EXERCISE - Set down each record below precisely, skipping the pictures.
/---
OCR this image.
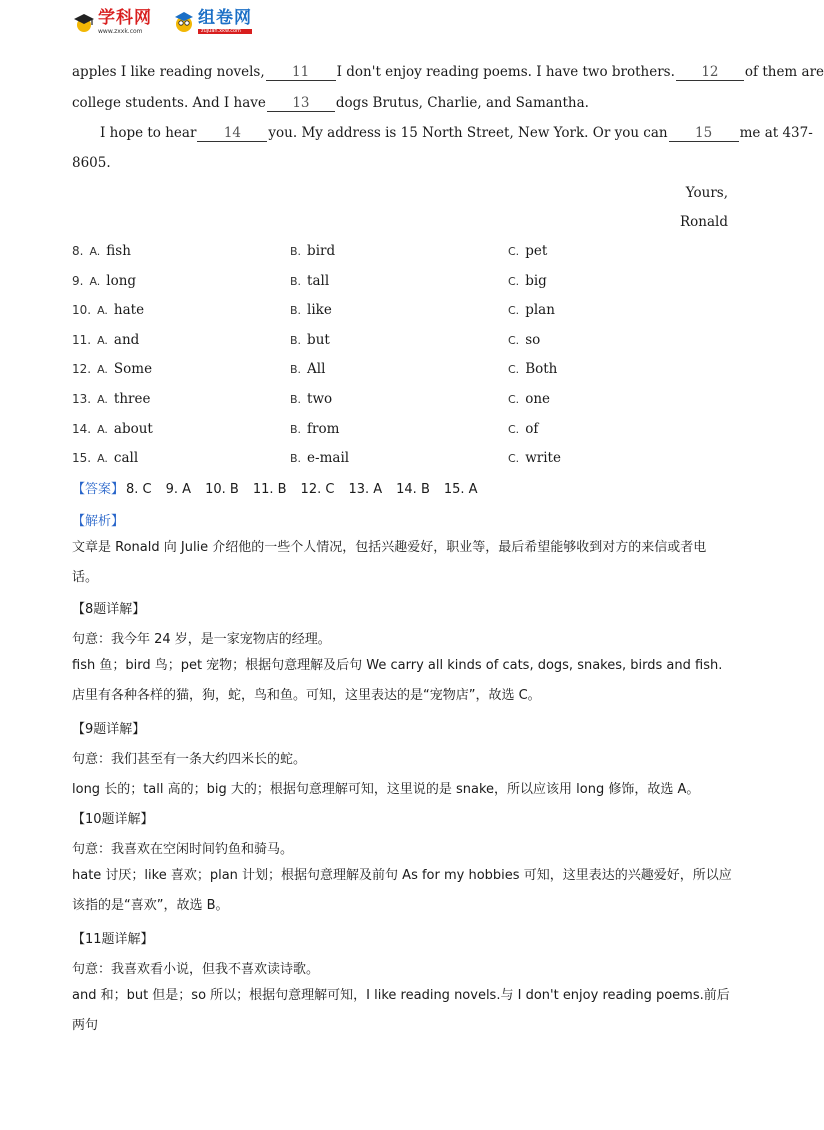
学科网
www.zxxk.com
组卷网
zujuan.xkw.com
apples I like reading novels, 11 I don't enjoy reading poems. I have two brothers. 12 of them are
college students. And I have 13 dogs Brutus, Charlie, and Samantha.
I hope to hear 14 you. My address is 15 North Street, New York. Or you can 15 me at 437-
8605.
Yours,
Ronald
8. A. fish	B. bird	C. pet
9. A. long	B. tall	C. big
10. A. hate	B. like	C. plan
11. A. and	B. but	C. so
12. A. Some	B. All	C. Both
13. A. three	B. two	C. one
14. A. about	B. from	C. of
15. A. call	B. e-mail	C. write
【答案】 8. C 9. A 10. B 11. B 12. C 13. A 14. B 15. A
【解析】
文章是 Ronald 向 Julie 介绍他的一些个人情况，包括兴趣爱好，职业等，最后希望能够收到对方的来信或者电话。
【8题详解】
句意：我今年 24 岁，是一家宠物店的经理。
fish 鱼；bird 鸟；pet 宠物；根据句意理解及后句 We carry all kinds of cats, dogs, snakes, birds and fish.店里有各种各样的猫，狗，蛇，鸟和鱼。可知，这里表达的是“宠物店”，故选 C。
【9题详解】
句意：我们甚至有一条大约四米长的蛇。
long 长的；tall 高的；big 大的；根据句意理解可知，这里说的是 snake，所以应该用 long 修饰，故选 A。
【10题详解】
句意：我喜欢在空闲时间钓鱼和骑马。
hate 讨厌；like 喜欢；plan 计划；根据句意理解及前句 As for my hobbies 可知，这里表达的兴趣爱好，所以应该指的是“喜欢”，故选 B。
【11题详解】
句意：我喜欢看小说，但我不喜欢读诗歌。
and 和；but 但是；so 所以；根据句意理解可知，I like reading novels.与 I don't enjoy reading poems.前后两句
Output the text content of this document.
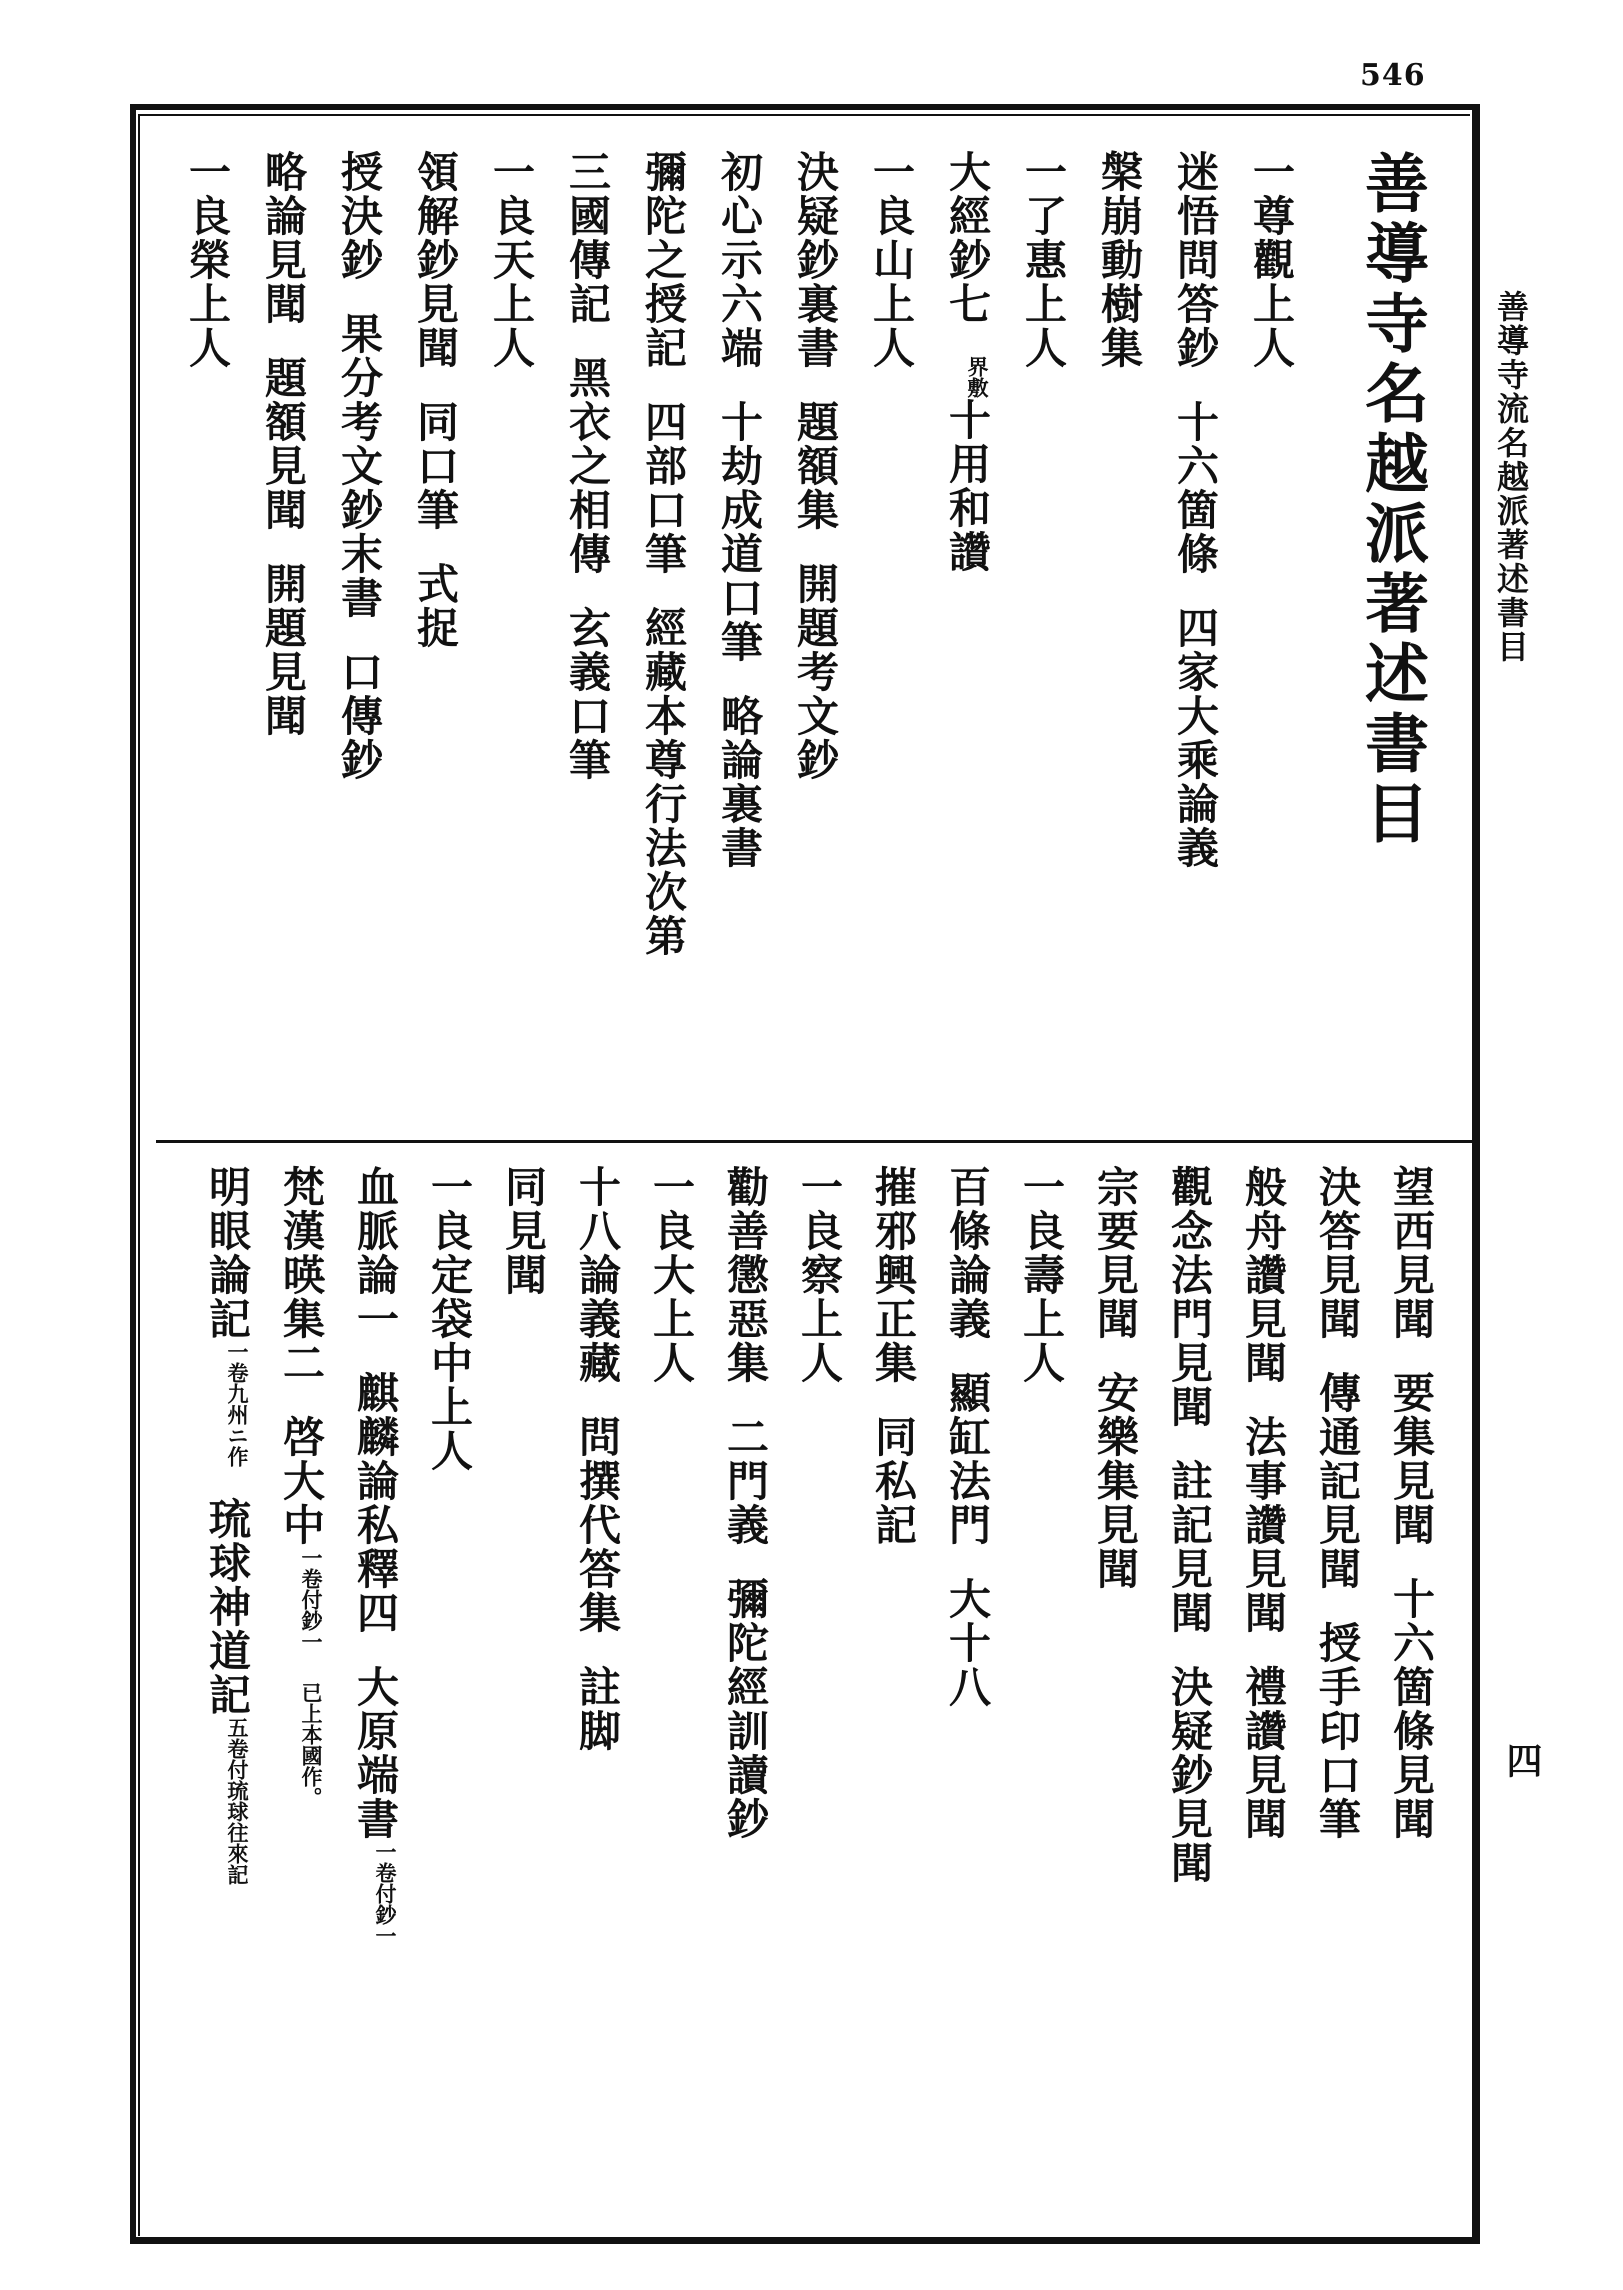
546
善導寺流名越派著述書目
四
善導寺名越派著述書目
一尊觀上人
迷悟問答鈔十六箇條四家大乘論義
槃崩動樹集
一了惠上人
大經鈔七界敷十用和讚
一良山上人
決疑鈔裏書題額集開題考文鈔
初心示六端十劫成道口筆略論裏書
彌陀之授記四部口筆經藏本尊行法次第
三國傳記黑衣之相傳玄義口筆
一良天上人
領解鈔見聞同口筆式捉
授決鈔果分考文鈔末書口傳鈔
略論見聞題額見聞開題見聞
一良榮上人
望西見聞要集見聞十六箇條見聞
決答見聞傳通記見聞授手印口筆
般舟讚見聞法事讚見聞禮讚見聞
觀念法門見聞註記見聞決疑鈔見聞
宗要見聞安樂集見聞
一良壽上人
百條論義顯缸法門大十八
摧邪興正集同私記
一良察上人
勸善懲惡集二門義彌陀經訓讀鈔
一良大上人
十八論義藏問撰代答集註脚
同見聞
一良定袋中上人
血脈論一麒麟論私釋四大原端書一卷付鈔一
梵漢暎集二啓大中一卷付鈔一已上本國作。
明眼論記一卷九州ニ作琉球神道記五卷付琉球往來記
\---
RESULT FOR THIS EXERCISE -
OCR this image.
学科网
www.zxxk.com
组卷网
zujuan.xkw.com
apples I like reading novels, 11 I don't enjoy reading poems. I have two brothers. 12 of them are
college students. And I have 13 dogs Brutus, Charlie, and Samantha.
I hope to hear 14 you. My address is 15 North Street, New York. Or you can 15 me at 437-
8605.
Yours,
Ronald
8. A. fish	B. bird	C. pet
9. A. long	B. tall	C. big
10. A. hate	B. like	C. plan
11. A. and	B. but	C. so
12. A. Some	B. All	C. Both
13. A. three	B. two	C. one
14. A. about	B. from	C. of
15. A. call	B. e-mail	C. write
【答案】 8. C 9. A 10. B 11. B 12. C 13. A 14. B 15. A
【解析】
文章是 Ronald 向 Julie 介绍他的一些个人情况，包括兴趣爱好，职业等，最后希望能够收到对方的来信或者电话。
【8题详解】
句意：我今年 24 岁，是一家宠物店的经理。
fish 鱼；bird 鸟；pet 宠物；根据句意理解及后句 We carry all kinds of cats, dogs, snakes, birds and fish.店里有各种各样的猫，狗，蛇，鸟和鱼。可知，这里表达的是“宠物店”，故选 C。
【9题详解】
句意：我们甚至有一条大约四米长的蛇。
long 长的；tall 高的；big 大的；根据句意理解可知，这里说的是 snake，所以应该用 long 修饰，故选 A。
【10题详解】
句意：我喜欢在空闲时间钓鱼和骑马。
hate 讨厌；like 喜欢；plan 计划；根据句意理解及前句 As for my hobbies 可知，这里表达的兴趣爱好，所以应该指的是“喜欢”，故选 B。
【11题详解】
句意：我喜欢看小说，但我不喜欢读诗歌。
and 和；but 但是；so 所以；根据句意理解可知，I like reading novels.与 I don't enjoy reading poems.前后两句
Output the text content of this document.
546
善導寺流名越派著述書目
四
善導寺名越派著述書目
一尊觀上人
迷悟問答鈔十六箇條四家大乘論義
槃崩動樹集
一了惠上人
大經鈔七界敷十用和讚
一良山上人
決疑鈔裏書題額集開題考文鈔
初心示六端十劫成道口筆略論裏書
彌陀之授記四部口筆經藏本尊行法次第
三國傳記黑衣之相傳玄義口筆
一良天上人
領解鈔見聞同口筆式捉
授決鈔果分考文鈔末書口傳鈔
略論見聞題額見聞開題見聞
一良榮上人
望西見聞要集見聞十六箇條見聞
決答見聞傳通記見聞授手印口筆
般舟讚見聞法事讚見聞禮讚見聞
觀念法門見聞註記見聞決疑鈔見聞
宗要見聞安樂集見聞
一良壽上人
百條論義顯缸法門大十八
摧邪興正集同私記
一良察上人
勸善懲惡集二門義彌陀經訓讀鈔
一良大上人
十八論義藏問撰代答集註脚
同見聞
一良定袋中上人
血脈論一麒麟論私釋四大原端書一卷付鈔一
梵漢暎集二啓大中一卷付鈔一已上本國作。
明眼論記一卷九州ニ作琉球神道記五卷付琉球往來記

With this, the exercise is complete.